Data entries for graphics:
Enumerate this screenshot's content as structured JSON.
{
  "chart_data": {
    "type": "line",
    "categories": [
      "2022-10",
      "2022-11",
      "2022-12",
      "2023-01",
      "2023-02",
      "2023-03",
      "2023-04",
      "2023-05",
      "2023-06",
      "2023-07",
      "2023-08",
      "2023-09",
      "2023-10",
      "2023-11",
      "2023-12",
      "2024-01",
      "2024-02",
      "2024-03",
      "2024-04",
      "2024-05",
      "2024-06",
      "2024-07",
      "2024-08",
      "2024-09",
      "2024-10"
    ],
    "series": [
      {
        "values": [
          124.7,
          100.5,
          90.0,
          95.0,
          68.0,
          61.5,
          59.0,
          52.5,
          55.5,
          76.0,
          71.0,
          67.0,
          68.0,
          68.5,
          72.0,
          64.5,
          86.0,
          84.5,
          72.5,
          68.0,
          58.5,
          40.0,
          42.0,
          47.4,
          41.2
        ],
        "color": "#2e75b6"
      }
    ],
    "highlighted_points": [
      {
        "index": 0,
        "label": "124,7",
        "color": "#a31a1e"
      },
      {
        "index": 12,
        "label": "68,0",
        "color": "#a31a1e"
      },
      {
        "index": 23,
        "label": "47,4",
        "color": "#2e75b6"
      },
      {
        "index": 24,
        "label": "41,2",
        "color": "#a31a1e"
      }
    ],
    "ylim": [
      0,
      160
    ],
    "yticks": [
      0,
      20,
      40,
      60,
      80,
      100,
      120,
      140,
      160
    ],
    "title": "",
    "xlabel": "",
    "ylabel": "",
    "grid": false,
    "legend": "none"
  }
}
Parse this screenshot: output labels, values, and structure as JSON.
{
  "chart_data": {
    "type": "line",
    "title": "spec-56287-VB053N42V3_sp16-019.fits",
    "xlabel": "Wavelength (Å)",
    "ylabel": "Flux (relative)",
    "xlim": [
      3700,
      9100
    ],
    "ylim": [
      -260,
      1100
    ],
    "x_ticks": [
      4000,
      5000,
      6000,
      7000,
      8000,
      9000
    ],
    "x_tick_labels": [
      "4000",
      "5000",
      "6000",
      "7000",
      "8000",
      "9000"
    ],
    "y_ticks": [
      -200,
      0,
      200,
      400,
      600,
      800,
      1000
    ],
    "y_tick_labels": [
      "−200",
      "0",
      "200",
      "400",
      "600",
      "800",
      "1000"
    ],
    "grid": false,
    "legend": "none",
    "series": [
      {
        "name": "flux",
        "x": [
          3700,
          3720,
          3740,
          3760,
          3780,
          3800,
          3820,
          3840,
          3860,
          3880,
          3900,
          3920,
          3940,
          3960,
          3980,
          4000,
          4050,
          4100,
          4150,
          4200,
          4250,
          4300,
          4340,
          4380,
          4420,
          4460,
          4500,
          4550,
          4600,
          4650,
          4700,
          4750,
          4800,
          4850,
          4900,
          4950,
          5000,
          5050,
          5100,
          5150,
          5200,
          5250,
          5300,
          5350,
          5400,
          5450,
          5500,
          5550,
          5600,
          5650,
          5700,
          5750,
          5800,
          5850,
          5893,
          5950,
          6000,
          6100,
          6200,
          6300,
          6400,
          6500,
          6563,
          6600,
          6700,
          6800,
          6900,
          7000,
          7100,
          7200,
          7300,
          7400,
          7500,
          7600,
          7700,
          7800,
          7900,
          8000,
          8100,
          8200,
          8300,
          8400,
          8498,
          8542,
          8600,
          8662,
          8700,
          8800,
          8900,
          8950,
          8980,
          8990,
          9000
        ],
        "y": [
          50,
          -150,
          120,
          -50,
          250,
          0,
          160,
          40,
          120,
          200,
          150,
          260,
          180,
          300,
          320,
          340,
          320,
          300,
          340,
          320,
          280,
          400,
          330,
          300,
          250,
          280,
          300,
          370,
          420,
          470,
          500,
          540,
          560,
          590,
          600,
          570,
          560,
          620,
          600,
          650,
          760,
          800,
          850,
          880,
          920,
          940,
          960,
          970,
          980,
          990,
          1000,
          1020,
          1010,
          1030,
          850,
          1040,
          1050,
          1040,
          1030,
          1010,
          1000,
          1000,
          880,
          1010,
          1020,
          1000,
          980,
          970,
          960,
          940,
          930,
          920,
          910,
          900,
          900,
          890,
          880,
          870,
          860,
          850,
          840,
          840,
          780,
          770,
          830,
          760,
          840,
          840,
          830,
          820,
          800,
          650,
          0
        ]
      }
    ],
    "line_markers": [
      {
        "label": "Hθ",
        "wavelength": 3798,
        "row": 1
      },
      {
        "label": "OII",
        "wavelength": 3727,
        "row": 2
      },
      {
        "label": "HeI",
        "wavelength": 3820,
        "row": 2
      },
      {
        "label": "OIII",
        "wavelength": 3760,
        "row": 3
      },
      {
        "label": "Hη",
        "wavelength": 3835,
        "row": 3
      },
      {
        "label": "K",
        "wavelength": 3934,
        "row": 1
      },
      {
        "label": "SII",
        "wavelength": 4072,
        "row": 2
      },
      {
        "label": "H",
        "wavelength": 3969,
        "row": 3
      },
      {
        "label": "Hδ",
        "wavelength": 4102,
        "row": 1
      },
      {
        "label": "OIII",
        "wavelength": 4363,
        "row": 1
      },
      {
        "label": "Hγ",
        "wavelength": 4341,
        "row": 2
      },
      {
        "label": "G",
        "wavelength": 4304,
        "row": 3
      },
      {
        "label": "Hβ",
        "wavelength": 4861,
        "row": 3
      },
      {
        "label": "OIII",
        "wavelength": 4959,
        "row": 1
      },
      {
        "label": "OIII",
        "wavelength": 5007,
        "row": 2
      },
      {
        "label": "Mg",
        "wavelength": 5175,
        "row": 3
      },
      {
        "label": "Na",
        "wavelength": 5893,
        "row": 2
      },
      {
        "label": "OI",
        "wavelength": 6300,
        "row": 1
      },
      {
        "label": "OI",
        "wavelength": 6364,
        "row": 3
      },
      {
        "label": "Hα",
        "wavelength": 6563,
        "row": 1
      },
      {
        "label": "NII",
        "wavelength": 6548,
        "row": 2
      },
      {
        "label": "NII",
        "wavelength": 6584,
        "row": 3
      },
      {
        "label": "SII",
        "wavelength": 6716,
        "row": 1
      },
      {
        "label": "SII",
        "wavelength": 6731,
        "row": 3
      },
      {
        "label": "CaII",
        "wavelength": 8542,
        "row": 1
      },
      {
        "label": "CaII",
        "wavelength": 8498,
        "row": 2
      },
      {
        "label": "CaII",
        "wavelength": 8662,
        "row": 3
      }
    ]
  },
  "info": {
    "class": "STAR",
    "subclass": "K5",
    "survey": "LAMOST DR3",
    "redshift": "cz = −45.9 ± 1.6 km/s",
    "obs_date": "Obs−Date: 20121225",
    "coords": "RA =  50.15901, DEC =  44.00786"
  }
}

▶ **Written task**
Looking at the data above, show all lines where the word "JSON" occurs.

▶ **Task solution**
Enumerate this screenshot's content as structured JSON.
Parse this screenshot: output labels, values, and structure as JSON.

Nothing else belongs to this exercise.